* [WHAT THE TASK REQUIRES]: Records follow. Select each line holding "прививок".

Entries from a dataset

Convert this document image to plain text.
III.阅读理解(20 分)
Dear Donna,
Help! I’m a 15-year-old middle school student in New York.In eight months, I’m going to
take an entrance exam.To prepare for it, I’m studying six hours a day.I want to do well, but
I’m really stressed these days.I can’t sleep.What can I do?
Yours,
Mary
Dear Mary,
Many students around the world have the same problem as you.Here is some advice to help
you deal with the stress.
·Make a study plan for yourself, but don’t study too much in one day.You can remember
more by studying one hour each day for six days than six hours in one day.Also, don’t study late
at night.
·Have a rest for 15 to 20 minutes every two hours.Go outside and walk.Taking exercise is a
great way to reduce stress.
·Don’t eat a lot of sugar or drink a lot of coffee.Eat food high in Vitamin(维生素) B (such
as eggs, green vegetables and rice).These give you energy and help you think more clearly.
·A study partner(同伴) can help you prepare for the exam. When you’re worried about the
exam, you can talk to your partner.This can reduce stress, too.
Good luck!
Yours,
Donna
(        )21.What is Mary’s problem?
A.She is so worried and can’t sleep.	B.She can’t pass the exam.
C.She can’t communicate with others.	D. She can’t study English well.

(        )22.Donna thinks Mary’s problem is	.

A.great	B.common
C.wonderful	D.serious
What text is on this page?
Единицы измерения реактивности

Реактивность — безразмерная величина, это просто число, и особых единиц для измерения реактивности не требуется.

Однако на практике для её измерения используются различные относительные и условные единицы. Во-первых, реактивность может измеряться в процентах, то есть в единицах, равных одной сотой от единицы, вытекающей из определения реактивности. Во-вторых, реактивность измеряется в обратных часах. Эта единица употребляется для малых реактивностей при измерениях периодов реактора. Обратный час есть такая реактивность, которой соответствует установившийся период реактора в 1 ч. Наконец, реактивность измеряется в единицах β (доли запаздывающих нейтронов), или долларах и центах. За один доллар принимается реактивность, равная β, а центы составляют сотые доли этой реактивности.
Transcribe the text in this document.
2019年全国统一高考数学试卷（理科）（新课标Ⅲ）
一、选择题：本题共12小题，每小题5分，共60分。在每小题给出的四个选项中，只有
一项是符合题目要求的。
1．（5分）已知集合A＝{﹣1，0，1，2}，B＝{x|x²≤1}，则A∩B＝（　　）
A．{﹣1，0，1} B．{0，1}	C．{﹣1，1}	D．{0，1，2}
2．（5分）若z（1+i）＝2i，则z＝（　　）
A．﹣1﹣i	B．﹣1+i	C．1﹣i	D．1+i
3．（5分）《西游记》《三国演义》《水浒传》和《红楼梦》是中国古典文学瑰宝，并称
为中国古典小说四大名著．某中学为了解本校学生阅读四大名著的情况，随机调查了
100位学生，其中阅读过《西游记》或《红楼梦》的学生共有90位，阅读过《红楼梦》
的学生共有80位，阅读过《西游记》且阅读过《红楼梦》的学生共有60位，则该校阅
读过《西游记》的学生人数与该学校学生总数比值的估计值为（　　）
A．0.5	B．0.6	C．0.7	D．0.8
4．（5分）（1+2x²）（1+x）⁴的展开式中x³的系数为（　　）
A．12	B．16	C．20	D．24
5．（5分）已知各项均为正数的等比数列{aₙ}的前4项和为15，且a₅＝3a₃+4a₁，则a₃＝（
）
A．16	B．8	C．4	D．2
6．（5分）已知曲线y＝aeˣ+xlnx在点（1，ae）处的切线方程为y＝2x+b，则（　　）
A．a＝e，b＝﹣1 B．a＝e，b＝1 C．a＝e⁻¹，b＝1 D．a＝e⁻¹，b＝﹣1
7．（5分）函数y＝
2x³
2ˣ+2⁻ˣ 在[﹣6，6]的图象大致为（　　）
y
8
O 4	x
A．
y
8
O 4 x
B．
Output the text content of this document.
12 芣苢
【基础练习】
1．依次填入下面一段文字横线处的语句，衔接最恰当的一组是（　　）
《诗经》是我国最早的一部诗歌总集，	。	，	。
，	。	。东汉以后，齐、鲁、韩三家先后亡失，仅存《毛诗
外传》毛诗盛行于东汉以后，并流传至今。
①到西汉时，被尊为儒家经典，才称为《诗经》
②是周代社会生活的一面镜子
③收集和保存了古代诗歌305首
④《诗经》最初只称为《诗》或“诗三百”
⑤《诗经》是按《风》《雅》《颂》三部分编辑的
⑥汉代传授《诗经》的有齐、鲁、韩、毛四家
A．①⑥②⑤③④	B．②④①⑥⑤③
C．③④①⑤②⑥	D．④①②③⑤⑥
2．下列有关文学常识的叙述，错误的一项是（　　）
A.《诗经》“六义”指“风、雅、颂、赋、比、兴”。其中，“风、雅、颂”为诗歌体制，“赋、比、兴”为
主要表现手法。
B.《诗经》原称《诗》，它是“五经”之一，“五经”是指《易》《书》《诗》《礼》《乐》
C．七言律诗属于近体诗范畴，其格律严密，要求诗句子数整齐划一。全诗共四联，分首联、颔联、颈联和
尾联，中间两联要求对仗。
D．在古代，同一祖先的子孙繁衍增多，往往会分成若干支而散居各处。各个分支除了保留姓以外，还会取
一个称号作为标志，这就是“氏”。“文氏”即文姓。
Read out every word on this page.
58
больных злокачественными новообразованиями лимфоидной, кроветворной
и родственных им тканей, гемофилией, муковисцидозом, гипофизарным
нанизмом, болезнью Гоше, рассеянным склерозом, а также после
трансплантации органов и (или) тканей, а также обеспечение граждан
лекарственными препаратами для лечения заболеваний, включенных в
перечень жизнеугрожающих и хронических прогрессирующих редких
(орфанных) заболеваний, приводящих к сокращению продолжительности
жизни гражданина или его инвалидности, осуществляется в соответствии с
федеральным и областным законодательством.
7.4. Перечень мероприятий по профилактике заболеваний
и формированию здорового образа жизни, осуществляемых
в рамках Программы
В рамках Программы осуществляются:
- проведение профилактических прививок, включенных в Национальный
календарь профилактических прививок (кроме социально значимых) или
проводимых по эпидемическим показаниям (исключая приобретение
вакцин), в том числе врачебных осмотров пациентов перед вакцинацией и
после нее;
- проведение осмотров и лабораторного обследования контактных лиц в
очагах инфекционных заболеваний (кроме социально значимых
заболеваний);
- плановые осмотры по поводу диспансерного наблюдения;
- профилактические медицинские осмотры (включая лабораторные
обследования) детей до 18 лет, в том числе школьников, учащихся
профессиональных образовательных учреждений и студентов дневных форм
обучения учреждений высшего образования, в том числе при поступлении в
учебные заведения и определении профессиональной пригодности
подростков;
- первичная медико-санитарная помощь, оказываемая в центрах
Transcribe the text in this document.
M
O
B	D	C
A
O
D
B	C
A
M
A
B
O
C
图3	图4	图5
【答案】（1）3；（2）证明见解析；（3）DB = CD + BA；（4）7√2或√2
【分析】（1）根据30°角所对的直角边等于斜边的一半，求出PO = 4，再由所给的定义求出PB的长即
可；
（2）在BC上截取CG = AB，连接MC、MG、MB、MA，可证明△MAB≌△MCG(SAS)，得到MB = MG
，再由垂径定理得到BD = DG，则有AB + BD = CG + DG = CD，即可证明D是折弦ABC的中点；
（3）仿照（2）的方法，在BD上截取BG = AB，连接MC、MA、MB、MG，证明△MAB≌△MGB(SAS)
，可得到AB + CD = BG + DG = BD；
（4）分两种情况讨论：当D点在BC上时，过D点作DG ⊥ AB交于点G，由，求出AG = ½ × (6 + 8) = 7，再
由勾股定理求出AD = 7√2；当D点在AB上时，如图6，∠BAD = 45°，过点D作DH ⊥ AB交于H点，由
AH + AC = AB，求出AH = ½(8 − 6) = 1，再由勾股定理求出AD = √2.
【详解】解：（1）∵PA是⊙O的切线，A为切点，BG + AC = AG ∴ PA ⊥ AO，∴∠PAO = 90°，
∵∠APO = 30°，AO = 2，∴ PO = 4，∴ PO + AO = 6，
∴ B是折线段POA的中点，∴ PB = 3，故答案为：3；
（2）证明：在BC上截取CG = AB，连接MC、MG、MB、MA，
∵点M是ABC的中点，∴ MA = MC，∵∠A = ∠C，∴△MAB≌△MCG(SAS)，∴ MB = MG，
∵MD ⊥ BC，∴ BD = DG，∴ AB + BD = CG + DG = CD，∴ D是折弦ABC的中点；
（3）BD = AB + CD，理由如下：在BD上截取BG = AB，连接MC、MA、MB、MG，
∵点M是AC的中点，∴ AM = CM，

* [RESPONSE FOR THIS EXERCISE]:
- проведение профилактических прививок, включенных в Национальный
календарь профилактических прививок (кроме социально значимых) или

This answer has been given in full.